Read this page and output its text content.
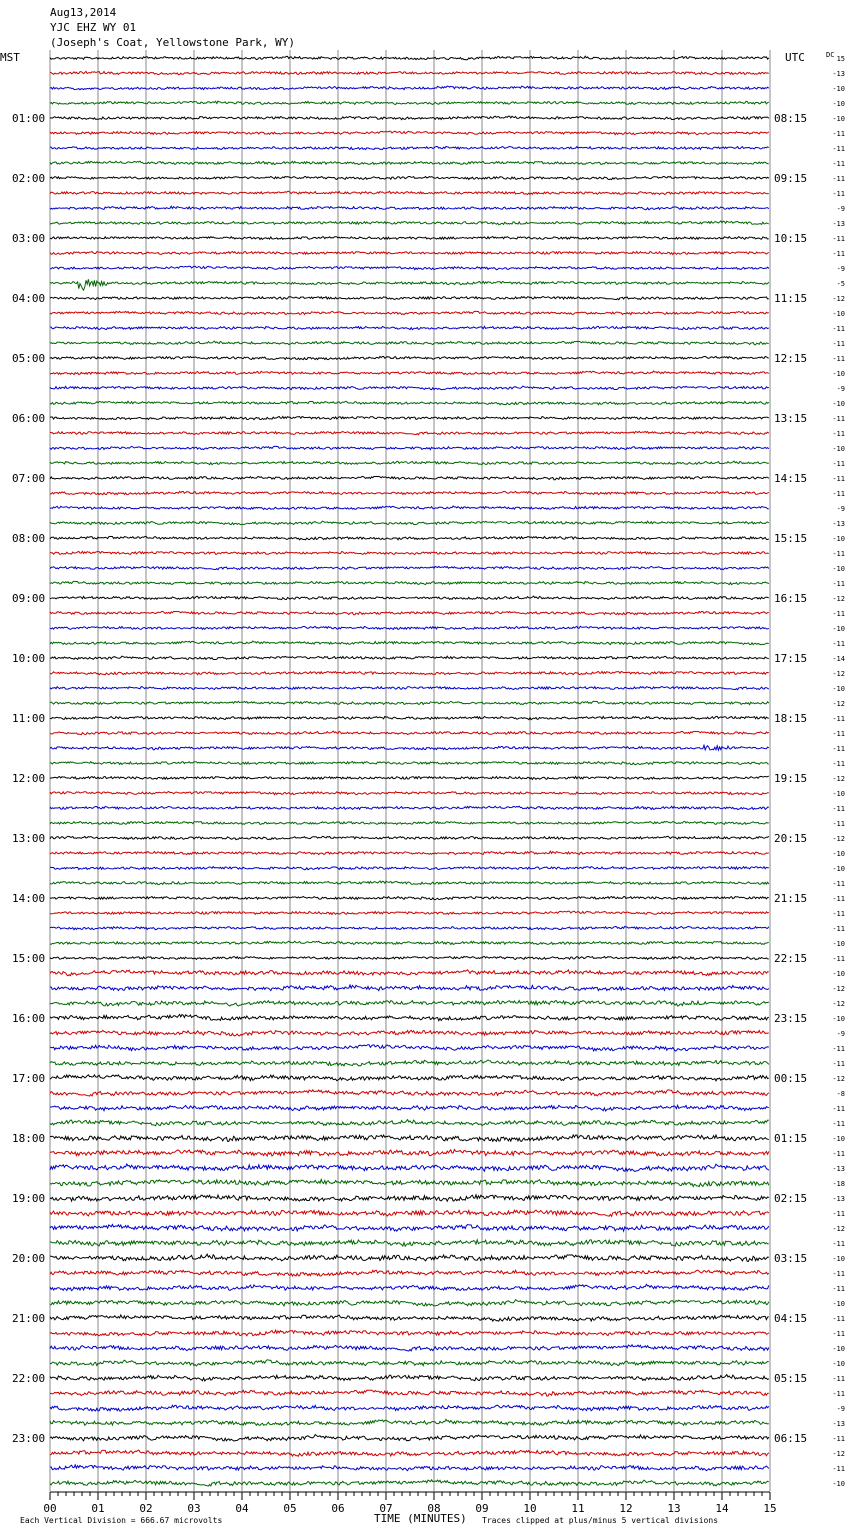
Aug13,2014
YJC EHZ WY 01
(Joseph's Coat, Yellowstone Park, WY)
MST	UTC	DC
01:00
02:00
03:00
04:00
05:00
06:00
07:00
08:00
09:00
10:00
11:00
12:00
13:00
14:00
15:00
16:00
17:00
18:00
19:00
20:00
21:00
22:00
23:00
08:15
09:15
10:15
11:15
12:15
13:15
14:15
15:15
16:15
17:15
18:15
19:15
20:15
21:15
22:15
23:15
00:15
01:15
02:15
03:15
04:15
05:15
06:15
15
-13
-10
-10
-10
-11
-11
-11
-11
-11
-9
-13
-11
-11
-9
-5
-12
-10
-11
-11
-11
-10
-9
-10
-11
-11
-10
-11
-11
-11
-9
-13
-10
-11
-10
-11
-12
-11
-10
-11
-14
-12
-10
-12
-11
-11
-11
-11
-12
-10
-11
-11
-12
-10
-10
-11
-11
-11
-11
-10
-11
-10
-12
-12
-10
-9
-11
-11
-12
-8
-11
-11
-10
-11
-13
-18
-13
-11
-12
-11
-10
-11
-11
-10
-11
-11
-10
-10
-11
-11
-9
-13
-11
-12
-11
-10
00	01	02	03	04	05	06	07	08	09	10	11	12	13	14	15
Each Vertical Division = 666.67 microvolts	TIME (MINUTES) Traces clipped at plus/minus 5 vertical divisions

* * *

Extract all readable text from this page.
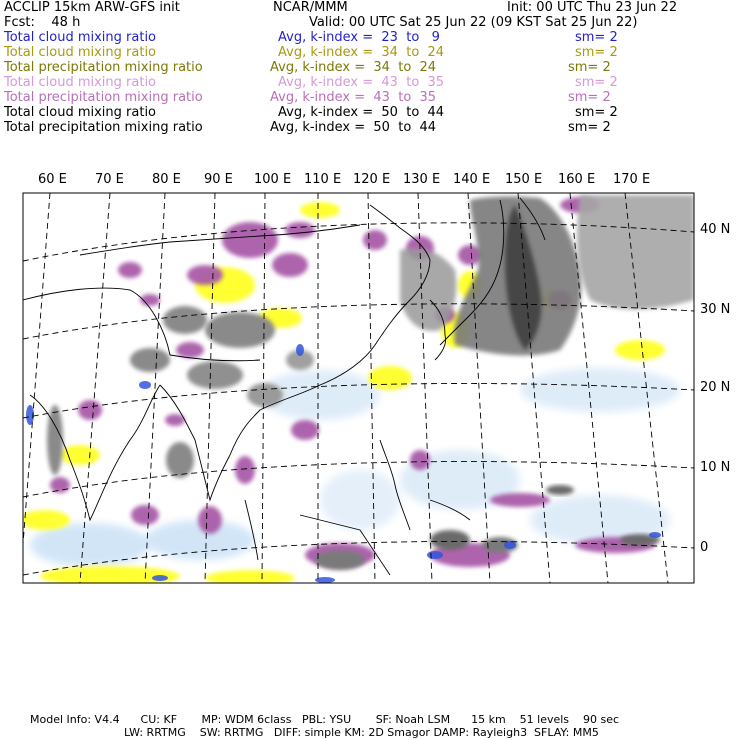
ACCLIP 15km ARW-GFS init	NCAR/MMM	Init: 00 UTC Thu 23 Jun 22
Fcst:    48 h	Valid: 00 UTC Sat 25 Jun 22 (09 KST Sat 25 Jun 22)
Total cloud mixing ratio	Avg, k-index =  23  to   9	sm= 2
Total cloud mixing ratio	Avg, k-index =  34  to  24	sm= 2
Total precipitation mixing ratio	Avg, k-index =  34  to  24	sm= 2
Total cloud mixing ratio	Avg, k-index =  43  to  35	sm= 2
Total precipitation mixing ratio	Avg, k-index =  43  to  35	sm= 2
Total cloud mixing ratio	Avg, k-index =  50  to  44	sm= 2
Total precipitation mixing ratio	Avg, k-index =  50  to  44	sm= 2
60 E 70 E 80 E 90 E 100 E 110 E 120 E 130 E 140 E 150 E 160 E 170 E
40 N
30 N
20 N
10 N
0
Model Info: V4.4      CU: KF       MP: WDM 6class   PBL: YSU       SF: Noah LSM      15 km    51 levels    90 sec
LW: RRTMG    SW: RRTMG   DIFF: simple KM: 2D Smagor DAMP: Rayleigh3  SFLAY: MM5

* [Exercise requirements]: Across all the entries, count the lines that contain the word "precipitation" and give the number by itself.

* [Result for this task]: 3